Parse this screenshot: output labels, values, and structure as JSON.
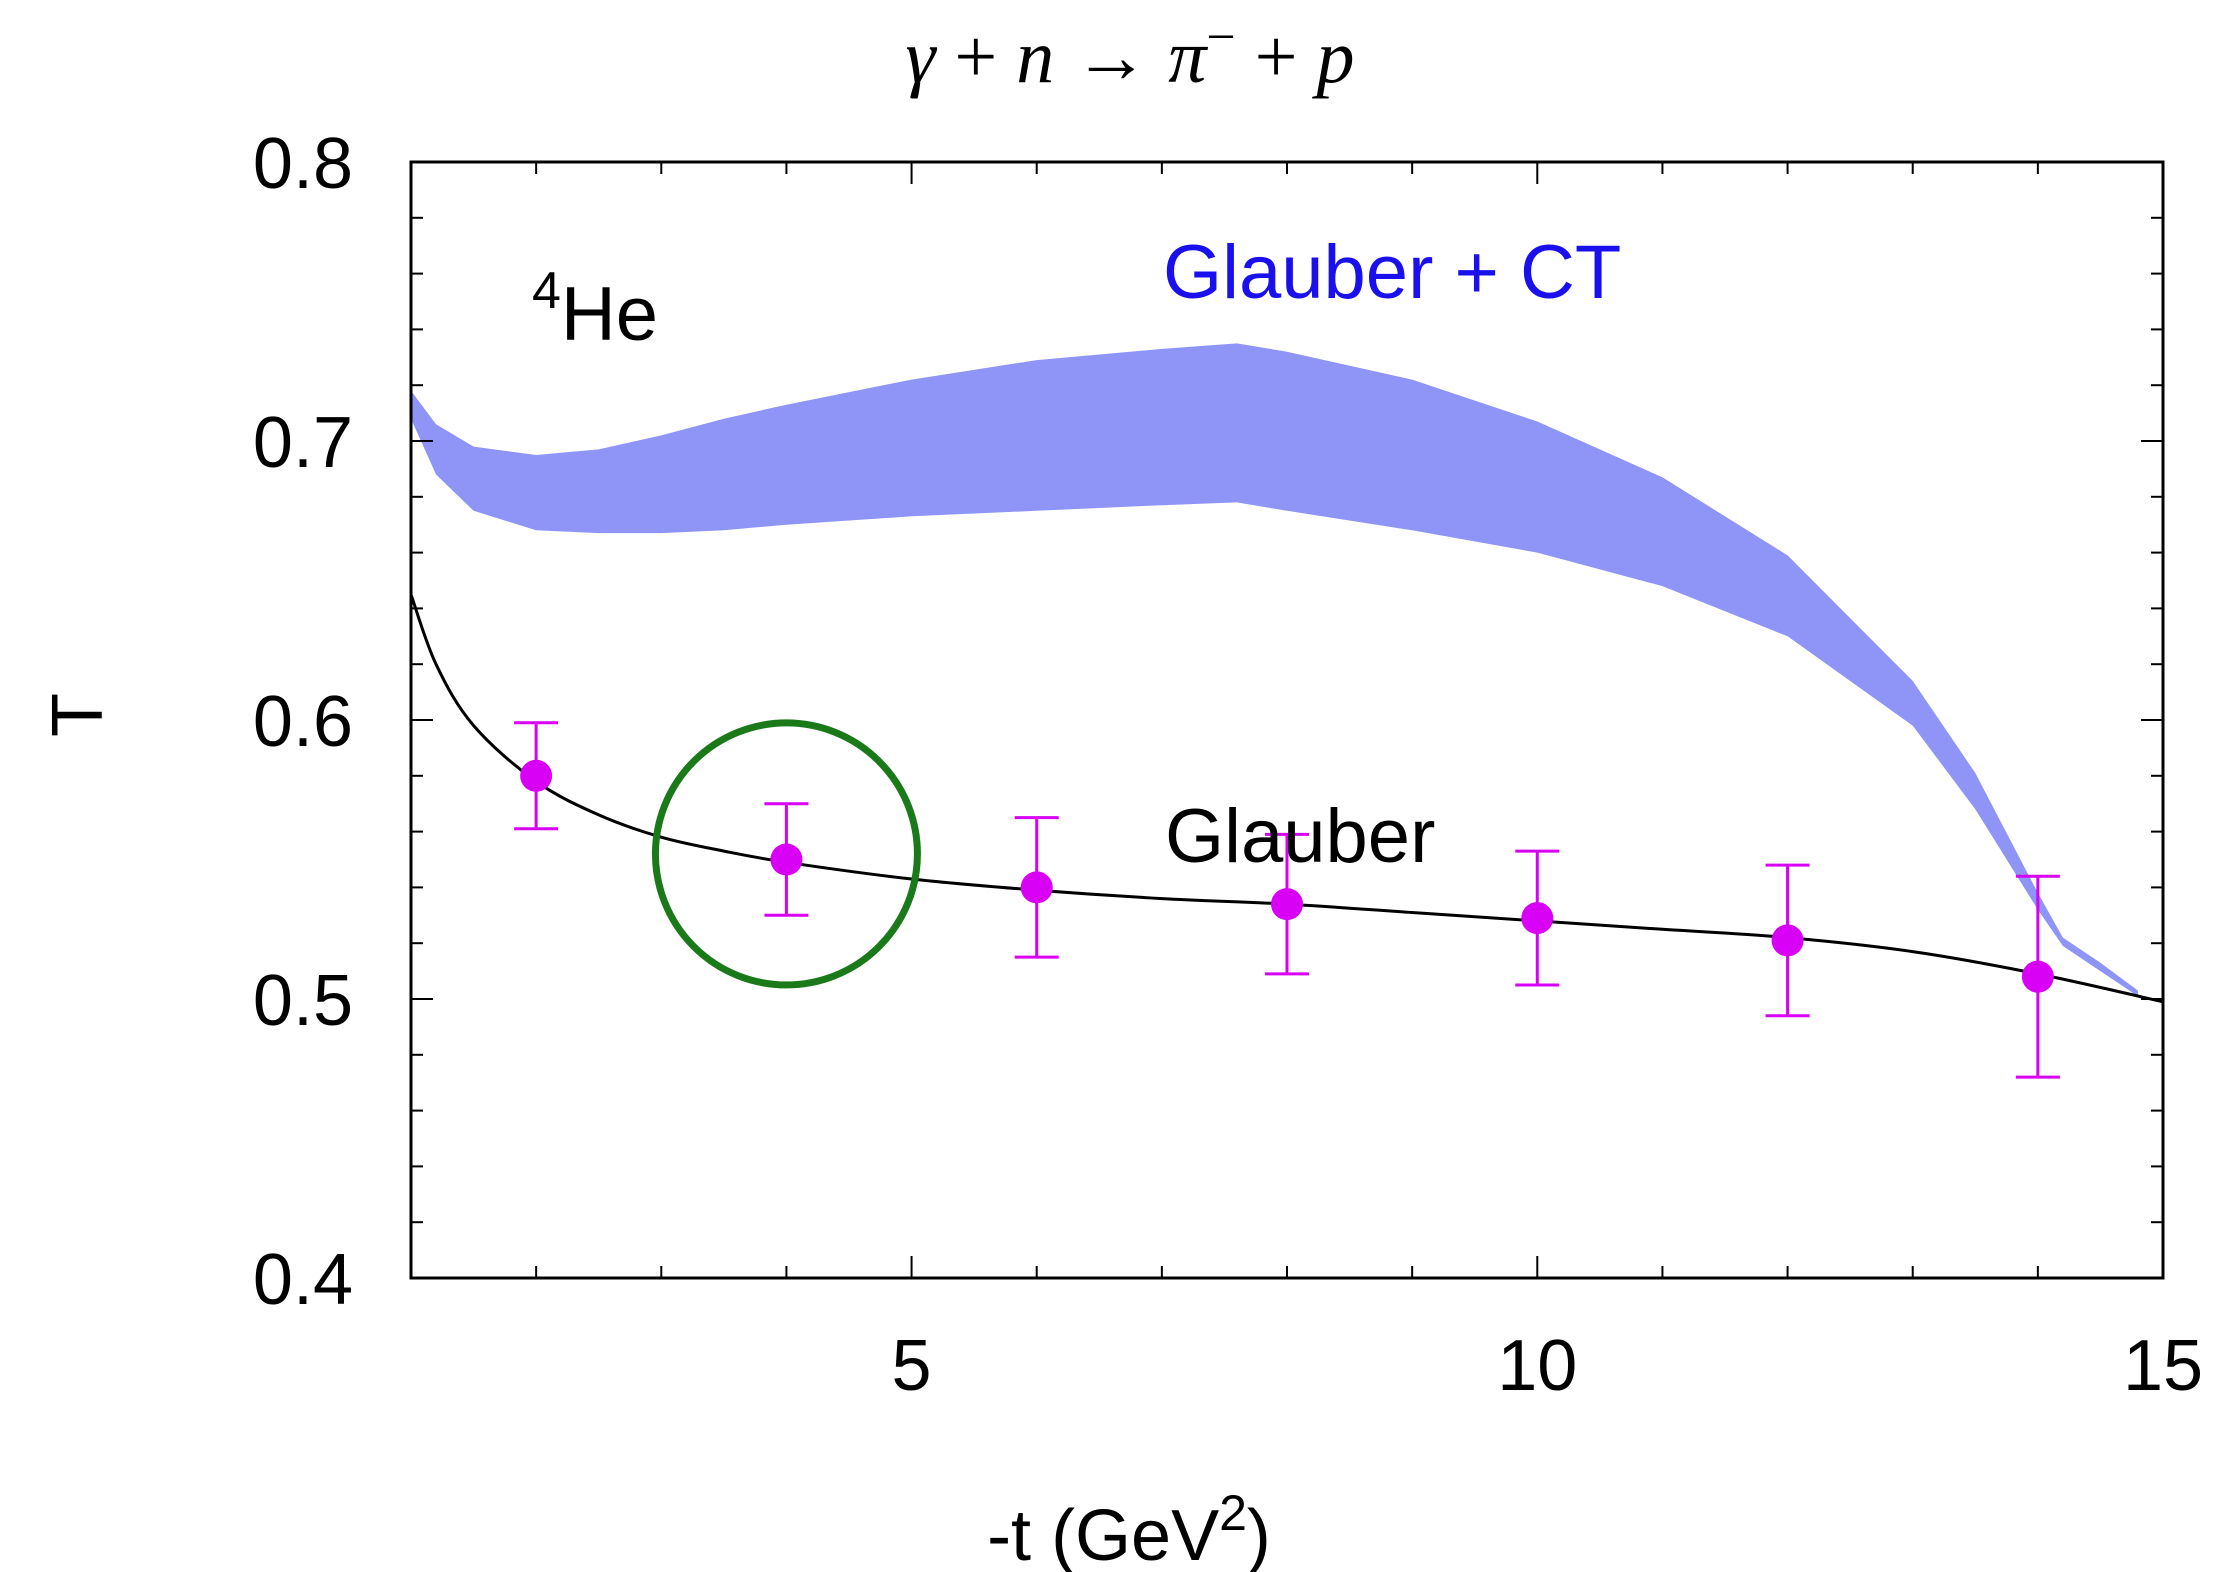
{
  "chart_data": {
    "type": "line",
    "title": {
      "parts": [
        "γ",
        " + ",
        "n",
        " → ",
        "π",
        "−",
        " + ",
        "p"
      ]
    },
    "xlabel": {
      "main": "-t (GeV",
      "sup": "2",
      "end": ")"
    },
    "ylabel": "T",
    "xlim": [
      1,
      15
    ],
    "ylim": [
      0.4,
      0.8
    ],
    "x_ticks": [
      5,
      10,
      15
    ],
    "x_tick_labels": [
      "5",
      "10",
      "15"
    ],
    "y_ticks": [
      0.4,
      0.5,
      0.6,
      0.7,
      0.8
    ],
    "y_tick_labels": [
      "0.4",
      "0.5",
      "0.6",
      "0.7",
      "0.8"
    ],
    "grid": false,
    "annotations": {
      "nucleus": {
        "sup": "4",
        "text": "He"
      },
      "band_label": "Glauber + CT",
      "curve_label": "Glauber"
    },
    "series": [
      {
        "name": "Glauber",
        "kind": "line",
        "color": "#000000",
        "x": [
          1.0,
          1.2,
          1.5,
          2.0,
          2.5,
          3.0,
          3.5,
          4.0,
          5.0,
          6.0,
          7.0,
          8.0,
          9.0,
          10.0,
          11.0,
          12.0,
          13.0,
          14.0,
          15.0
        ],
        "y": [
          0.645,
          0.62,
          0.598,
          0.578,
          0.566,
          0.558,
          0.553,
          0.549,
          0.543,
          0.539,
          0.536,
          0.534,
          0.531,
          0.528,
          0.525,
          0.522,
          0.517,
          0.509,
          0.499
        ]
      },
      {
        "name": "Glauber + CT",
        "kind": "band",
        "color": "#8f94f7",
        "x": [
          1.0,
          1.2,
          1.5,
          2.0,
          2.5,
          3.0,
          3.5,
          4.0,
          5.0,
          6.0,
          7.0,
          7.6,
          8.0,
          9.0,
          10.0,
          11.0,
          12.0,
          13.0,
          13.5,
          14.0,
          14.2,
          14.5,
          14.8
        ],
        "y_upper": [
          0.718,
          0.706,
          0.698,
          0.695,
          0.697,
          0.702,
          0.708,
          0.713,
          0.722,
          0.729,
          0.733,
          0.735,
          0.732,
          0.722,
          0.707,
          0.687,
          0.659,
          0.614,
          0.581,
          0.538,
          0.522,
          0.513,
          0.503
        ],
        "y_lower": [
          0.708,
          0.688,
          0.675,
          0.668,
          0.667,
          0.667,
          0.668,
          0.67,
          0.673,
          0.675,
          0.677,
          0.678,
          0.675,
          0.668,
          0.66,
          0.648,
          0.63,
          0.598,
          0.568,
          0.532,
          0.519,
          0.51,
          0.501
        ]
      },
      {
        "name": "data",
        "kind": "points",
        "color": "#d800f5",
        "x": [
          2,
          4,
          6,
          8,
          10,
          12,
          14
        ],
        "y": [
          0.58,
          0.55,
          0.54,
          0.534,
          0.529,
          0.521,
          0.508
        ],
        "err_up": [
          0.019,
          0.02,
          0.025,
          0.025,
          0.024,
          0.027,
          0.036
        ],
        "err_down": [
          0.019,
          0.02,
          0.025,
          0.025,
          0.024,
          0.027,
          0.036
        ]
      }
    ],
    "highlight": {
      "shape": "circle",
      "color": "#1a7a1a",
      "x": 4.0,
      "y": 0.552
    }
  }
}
________________________________________
Direction =
Locate the word "name" in the records and collect each line it appears in.

Result of this task =
        "name": "Glauber",
        "name": "Glauber + CT",
        "name": "data",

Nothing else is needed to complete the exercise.